Information provided -
__________________________________________________

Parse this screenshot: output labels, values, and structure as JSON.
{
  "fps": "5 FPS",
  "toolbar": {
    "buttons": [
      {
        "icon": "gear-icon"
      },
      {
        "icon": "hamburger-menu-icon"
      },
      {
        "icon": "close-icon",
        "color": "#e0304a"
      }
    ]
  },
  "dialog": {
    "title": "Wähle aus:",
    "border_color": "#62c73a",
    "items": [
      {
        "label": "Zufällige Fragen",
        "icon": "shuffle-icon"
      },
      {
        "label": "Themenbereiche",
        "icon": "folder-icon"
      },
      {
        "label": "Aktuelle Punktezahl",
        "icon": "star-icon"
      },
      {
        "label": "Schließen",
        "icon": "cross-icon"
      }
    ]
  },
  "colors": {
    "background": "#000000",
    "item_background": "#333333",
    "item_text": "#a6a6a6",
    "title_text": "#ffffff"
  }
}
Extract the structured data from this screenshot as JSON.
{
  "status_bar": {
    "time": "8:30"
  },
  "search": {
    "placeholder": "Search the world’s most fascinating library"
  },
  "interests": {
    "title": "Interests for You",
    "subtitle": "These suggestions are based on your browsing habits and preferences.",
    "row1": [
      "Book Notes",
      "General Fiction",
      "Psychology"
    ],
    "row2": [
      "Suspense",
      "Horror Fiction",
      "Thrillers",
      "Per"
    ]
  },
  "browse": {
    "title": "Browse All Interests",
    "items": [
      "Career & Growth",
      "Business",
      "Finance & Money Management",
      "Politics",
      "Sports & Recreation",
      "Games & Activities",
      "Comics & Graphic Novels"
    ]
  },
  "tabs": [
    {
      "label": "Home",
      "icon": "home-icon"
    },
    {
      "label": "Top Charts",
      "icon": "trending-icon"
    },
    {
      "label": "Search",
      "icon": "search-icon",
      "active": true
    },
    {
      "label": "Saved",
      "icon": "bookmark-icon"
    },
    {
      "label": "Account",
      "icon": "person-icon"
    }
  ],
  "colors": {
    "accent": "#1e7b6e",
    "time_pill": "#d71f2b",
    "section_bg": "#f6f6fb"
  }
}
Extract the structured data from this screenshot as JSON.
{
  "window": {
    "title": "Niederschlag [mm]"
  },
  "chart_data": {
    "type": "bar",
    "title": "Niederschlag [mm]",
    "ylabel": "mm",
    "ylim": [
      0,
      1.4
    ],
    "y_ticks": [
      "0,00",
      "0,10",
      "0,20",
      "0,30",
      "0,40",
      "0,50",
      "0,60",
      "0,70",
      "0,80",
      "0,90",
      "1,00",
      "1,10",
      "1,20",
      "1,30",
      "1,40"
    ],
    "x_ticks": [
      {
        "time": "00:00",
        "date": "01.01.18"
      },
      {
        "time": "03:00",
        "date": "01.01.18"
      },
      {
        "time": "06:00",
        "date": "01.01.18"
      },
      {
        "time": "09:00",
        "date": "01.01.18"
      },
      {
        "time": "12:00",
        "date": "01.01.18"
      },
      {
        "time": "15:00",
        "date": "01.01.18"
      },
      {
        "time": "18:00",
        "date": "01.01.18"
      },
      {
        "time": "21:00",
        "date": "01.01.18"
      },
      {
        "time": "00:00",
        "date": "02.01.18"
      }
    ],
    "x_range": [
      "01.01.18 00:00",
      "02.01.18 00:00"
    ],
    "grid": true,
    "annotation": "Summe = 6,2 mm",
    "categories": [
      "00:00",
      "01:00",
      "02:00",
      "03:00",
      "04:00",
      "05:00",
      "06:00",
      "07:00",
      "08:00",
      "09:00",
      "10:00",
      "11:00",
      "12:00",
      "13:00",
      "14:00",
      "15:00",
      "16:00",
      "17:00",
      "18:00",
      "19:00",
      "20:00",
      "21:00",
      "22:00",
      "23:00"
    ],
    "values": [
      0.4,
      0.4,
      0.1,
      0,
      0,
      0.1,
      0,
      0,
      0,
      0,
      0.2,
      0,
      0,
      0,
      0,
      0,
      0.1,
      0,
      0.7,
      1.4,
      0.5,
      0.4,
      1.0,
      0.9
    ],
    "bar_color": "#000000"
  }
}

__________________________________________________

Direction -
Type out all of the material again, word for word.

Worked answer -
Parse this screenshot: output labels, values, and structure as JSON.
{
  "fps": "5 FPS",
  "toolbar": {
    "buttons": [
      {
        "icon": "gear-icon"
      },
      {
        "icon": "hamburger-menu-icon"
      },
      {
        "icon": "close-icon",
        "color": "#e0304a"
      }
    ]
  },
  "dialog": {
    "title": "Wähle aus:",
    "border_color": "#62c73a",
    "items": [
      {
        "label": "Zufällige Fragen",
        "icon": "shuffle-icon"
      },
      {
        "label": "Themenbereiche",
        "icon": "folder-icon"
      },
      {
        "label": "Aktuelle Punktezahl",
        "icon": "star-icon"
      },
      {
        "label": "Schließen",
        "icon": "cross-icon"
      }
    ]
  },
  "colors": {
    "background": "#000000",
    "item_background": "#333333",
    "item_text": "#a6a6a6",
    "title_text": "#ffffff"
  }
}
Extract the structured data from this screenshot as JSON.
{
  "status_bar": {
    "time": "8:30"
  },
  "search": {
    "placeholder": "Search the world’s most fascinating library"
  },
  "interests": {
    "title": "Interests for You",
    "subtitle": "These suggestions are based on your browsing habits and preferences.",
    "row1": [
      "Book Notes",
      "General Fiction",
      "Psychology"
    ],
    "row2": [
      "Suspense",
      "Horror Fiction",
      "Thrillers",
      "Per"
    ]
  },
  "browse": {
    "title": "Browse All Interests",
    "items": [
      "Career & Growth",
      "Business",
      "Finance & Money Management",
      "Politics",
      "Sports & Recreation",
      "Games & Activities",
      "Comics & Graphic Novels"
    ]
  },
  "tabs": [
    {
      "label": "Home",
      "icon": "home-icon"
    },
    {
      "label": "Top Charts",
      "icon": "trending-icon"
    },
    {
      "label": "Search",
      "icon": "search-icon",
      "active": true
    },
    {
      "label": "Saved",
      "icon": "bookmark-icon"
    },
    {
      "label": "Account",
      "icon": "person-icon"
    }
  ],
  "colors": {
    "accent": "#1e7b6e",
    "time_pill": "#d71f2b",
    "section_bg": "#f6f6fb"
  }
}
Extract the structured data from this screenshot as JSON.
{
  "window": {
    "title": "Niederschlag [mm]"
  },
  "chart_data": {
    "type": "bar",
    "title": "Niederschlag [mm]",
    "ylabel": "mm",
    "ylim": [
      0,
      1.4
    ],
    "y_ticks": [
      "0,00",
      "0,10",
      "0,20",
      "0,30",
      "0,40",
      "0,50",
      "0,60",
      "0,70",
      "0,80",
      "0,90",
      "1,00",
      "1,10",
      "1,20",
      "1,30",
      "1,40"
    ],
    "x_ticks": [
      {
        "time": "00:00",
        "date": "01.01.18"
      },
      {
        "time": "03:00",
        "date": "01.01.18"
      },
      {
        "time": "06:00",
        "date": "01.01.18"
      },
      {
        "time": "09:00",
        "date": "01.01.18"
      },
      {
        "time": "12:00",
        "date": "01.01.18"
      },
      {
        "time": "15:00",
        "date": "01.01.18"
      },
      {
        "time": "18:00",
        "date": "01.01.18"
      },
      {
        "time": "21:00",
        "date": "01.01.18"
      },
      {
        "time": "00:00",
        "date": "02.01.18"
      }
    ],
    "x_range": [
      "01.01.18 00:00",
      "02.01.18 00:00"
    ],
    "grid": true,
    "annotation": "Summe = 6,2 mm",
    "categories": [
      "00:00",
      "01:00",
      "02:00",
      "03:00",
      "04:00",
      "05:00",
      "06:00",
      "07:00",
      "08:00",
      "09:00",
      "10:00",
      "11:00",
      "12:00",
      "13:00",
      "14:00",
      "15:00",
      "16:00",
      "17:00",
      "18:00",
      "19:00",
      "20:00",
      "21:00",
      "22:00",
      "23:00"
    ],
    "values": [
      0.4,
      0.4,
      0.1,
      0,
      0,
      0.1,
      0,
      0,
      0,
      0,
      0.2,
      0,
      0,
      0,
      0,
      0,
      0.1,
      0,
      0.7,
      1.4,
      0.5,
      0.4,
      1.0,
      0.9
    ],
    "bar_color": "#000000"
  }
}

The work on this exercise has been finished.